■ Short problem
Reproduce the records below in full and without edits, omitting images.

* * * * * * *

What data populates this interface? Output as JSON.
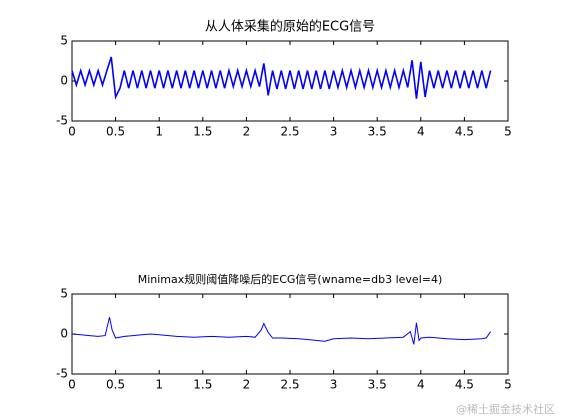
{
  "chart_data": [
    {
      "type": "line",
      "title": "从人体采集的原始的ECG信号",
      "xlim": [
        0,
        5
      ],
      "ylim": [
        -5,
        5
      ],
      "xticks": [
        0,
        0.5,
        1,
        1.5,
        2,
        2.5,
        3,
        3.5,
        4,
        4.5,
        5
      ],
      "yticks": [
        -5,
        0,
        5
      ],
      "series": [
        {
          "color": "#0000ff",
          "x": [
            0,
            0.05,
            0.1,
            0.15,
            0.2,
            0.25,
            0.3,
            0.35,
            0.4,
            0.45,
            0.5,
            0.55,
            0.6,
            0.65,
            0.7,
            0.75,
            0.8,
            0.85,
            0.9,
            0.95,
            1.0,
            1.05,
            1.1,
            1.15,
            1.2,
            1.25,
            1.3,
            1.35,
            1.4,
            1.45,
            1.5,
            1.55,
            1.6,
            1.65,
            1.7,
            1.75,
            1.8,
            1.85,
            1.9,
            1.95,
            2.0,
            2.05,
            2.1,
            2.15,
            2.2,
            2.25,
            2.3,
            2.35,
            2.4,
            2.45,
            2.5,
            2.55,
            2.6,
            2.65,
            2.7,
            2.75,
            2.8,
            2.85,
            2.9,
            2.95,
            3.0,
            3.05,
            3.1,
            3.15,
            3.2,
            3.25,
            3.3,
            3.35,
            3.4,
            3.45,
            3.5,
            3.55,
            3.6,
            3.65,
            3.7,
            3.75,
            3.8,
            3.85,
            3.9,
            3.95,
            4.0,
            4.05,
            4.1,
            4.15,
            4.2,
            4.25,
            4.3,
            4.35,
            4.4,
            4.45,
            4.5,
            4.55,
            4.6,
            4.65,
            4.7,
            4.75,
            4.8
          ],
          "values": [
            1.3,
            -0.5,
            1.3,
            -0.5,
            1.3,
            -0.5,
            1.3,
            -0.5,
            1.3,
            3.0,
            -2.0,
            -0.9,
            1.3,
            -0.9,
            1.3,
            -0.9,
            1.3,
            -0.9,
            1.3,
            -0.9,
            1.3,
            -0.9,
            1.3,
            -0.9,
            1.3,
            -0.9,
            1.3,
            -0.9,
            1.3,
            -0.9,
            1.3,
            -0.9,
            1.3,
            -0.9,
            1.3,
            -0.9,
            1.3,
            -0.7,
            1.3,
            -0.7,
            1.3,
            -0.7,
            1.3,
            -0.7,
            2.2,
            -1.8,
            1.3,
            -1.0,
            1.3,
            -1.0,
            1.3,
            -1.0,
            1.3,
            -1.0,
            1.3,
            -1.0,
            1.3,
            -1.0,
            1.3,
            -1.0,
            1.3,
            -0.8,
            1.3,
            -0.8,
            1.3,
            -0.8,
            1.3,
            -0.8,
            1.3,
            -0.8,
            1.3,
            -0.8,
            1.3,
            -0.8,
            1.3,
            -0.8,
            1.3,
            -0.8,
            2.6,
            -2.2,
            2.4,
            -2.0,
            1.3,
            -0.9,
            1.3,
            -0.9,
            1.3,
            -0.9,
            1.3,
            -0.9,
            1.3,
            -0.9,
            1.3,
            -0.9,
            1.3,
            -0.9,
            1.3
          ]
        }
      ]
    },
    {
      "type": "line",
      "title": "Minimax规则阈值降噪后的ECG信号(wname=db3 level=4)",
      "xlim": [
        0,
        5
      ],
      "ylim": [
        -5,
        5
      ],
      "xticks": [
        0,
        0.5,
        1,
        1.5,
        2,
        2.5,
        3,
        3.5,
        4,
        4.5,
        5
      ],
      "yticks": [
        -5,
        0,
        5
      ],
      "series": [
        {
          "color": "#0000ff",
          "x": [
            0,
            0.1,
            0.2,
            0.3,
            0.38,
            0.43,
            0.46,
            0.5,
            0.6,
            0.7,
            0.8,
            0.9,
            1.0,
            1.2,
            1.4,
            1.6,
            1.8,
            2.0,
            2.1,
            2.17,
            2.2,
            2.25,
            2.3,
            2.4,
            2.6,
            2.8,
            2.9,
            3.0,
            3.2,
            3.4,
            3.6,
            3.8,
            3.88,
            3.92,
            3.95,
            3.98,
            4.0,
            4.1,
            4.3,
            4.5,
            4.7,
            4.75,
            4.8
          ],
          "values": [
            0,
            -0.1,
            -0.2,
            -0.3,
            -0.2,
            2.1,
            0.5,
            -0.5,
            -0.3,
            -0.2,
            -0.1,
            0,
            -0.1,
            -0.3,
            -0.4,
            -0.3,
            -0.4,
            -0.3,
            -0.4,
            0.5,
            1.3,
            0.2,
            -0.5,
            -0.5,
            -0.6,
            -0.8,
            -0.9,
            -0.6,
            -0.5,
            -0.6,
            -0.5,
            -0.4,
            0.3,
            -1.3,
            1.4,
            -0.8,
            -0.5,
            -0.4,
            -0.6,
            -0.7,
            -0.6,
            -0.5,
            0.3
          ]
        }
      ]
    }
  ],
  "watermark": "@稀土掘金技术社区"
}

* * * * * * *

■ Final answer
What data populates this interface? Output as JSON.
{
  "chart_data": [
    {
      "type": "line",
      "title": "从人体采集的原始的ECG信号",
      "xlim": [
        0,
        5
      ],
      "ylim": [
        -5,
        5
      ],
      "xticks": [
        0,
        0.5,
        1,
        1.5,
        2,
        2.5,
        3,
        3.5,
        4,
        4.5,
        5
      ],
      "yticks": [
        -5,
        0,
        5
      ],
      "series": [
        {
          "color": "#0000ff",
          "x": [
            0,
            0.05,
            0.1,
            0.15,
            0.2,
            0.25,
            0.3,
            0.35,
            0.4,
            0.45,
            0.5,
            0.55,
            0.6,
            0.65,
            0.7,
            0.75,
            0.8,
            0.85,
            0.9,
            0.95,
            1.0,
            1.05,
            1.1,
            1.15,
            1.2,
            1.25,
            1.3,
            1.35,
            1.4,
            1.45,
            1.5,
            1.55,
            1.6,
            1.65,
            1.7,
            1.75,
            1.8,
            1.85,
            1.9,
            1.95,
            2.0,
            2.05,
            2.1,
            2.15,
            2.2,
            2.25,
            2.3,
            2.35,
            2.4,
            2.45,
            2.5,
            2.55,
            2.6,
            2.65,
            2.7,
            2.75,
            2.8,
            2.85,
            2.9,
            2.95,
            3.0,
            3.05,
            3.1,
            3.15,
            3.2,
            3.25,
            3.3,
            3.35,
            3.4,
            3.45,
            3.5,
            3.55,
            3.6,
            3.65,
            3.7,
            3.75,
            3.8,
            3.85,
            3.9,
            3.95,
            4.0,
            4.05,
            4.1,
            4.15,
            4.2,
            4.25,
            4.3,
            4.35,
            4.4,
            4.45,
            4.5,
            4.55,
            4.6,
            4.65,
            4.7,
            4.75,
            4.8
          ],
          "values": [
            1.3,
            -0.5,
            1.3,
            -0.5,
            1.3,
            -0.5,
            1.3,
            -0.5,
            1.3,
            3.0,
            -2.0,
            -0.9,
            1.3,
            -0.9,
            1.3,
            -0.9,
            1.3,
            -0.9,
            1.3,
            -0.9,
            1.3,
            -0.9,
            1.3,
            -0.9,
            1.3,
            -0.9,
            1.3,
            -0.9,
            1.3,
            -0.9,
            1.3,
            -0.9,
            1.3,
            -0.9,
            1.3,
            -0.9,
            1.3,
            -0.7,
            1.3,
            -0.7,
            1.3,
            -0.7,
            1.3,
            -0.7,
            2.2,
            -1.8,
            1.3,
            -1.0,
            1.3,
            -1.0,
            1.3,
            -1.0,
            1.3,
            -1.0,
            1.3,
            -1.0,
            1.3,
            -1.0,
            1.3,
            -1.0,
            1.3,
            -0.8,
            1.3,
            -0.8,
            1.3,
            -0.8,
            1.3,
            -0.8,
            1.3,
            -0.8,
            1.3,
            -0.8,
            1.3,
            -0.8,
            1.3,
            -0.8,
            1.3,
            -0.8,
            2.6,
            -2.2,
            2.4,
            -2.0,
            1.3,
            -0.9,
            1.3,
            -0.9,
            1.3,
            -0.9,
            1.3,
            -0.9,
            1.3,
            -0.9,
            1.3,
            -0.9,
            1.3,
            -0.9,
            1.3
          ]
        }
      ]
    },
    {
      "type": "line",
      "title": "Minimax规则阈值降噪后的ECG信号(wname=db3 level=4)",
      "xlim": [
        0,
        5
      ],
      "ylim": [
        -5,
        5
      ],
      "xticks": [
        0,
        0.5,
        1,
        1.5,
        2,
        2.5,
        3,
        3.5,
        4,
        4.5,
        5
      ],
      "yticks": [
        -5,
        0,
        5
      ],
      "series": [
        {
          "color": "#0000ff",
          "x": [
            0,
            0.1,
            0.2,
            0.3,
            0.38,
            0.43,
            0.46,
            0.5,
            0.6,
            0.7,
            0.8,
            0.9,
            1.0,
            1.2,
            1.4,
            1.6,
            1.8,
            2.0,
            2.1,
            2.17,
            2.2,
            2.25,
            2.3,
            2.4,
            2.6,
            2.8,
            2.9,
            3.0,
            3.2,
            3.4,
            3.6,
            3.8,
            3.88,
            3.92,
            3.95,
            3.98,
            4.0,
            4.1,
            4.3,
            4.5,
            4.7,
            4.75,
            4.8
          ],
          "values": [
            0,
            -0.1,
            -0.2,
            -0.3,
            -0.2,
            2.1,
            0.5,
            -0.5,
            -0.3,
            -0.2,
            -0.1,
            0,
            -0.1,
            -0.3,
            -0.4,
            -0.3,
            -0.4,
            -0.3,
            -0.4,
            0.5,
            1.3,
            0.2,
            -0.5,
            -0.5,
            -0.6,
            -0.8,
            -0.9,
            -0.6,
            -0.5,
            -0.6,
            -0.5,
            -0.4,
            0.3,
            -1.3,
            1.4,
            -0.8,
            -0.5,
            -0.4,
            -0.6,
            -0.7,
            -0.6,
            -0.5,
            0.3
          ]
        }
      ]
    }
  ],
  "watermark": "@稀土掘金技术社区"
}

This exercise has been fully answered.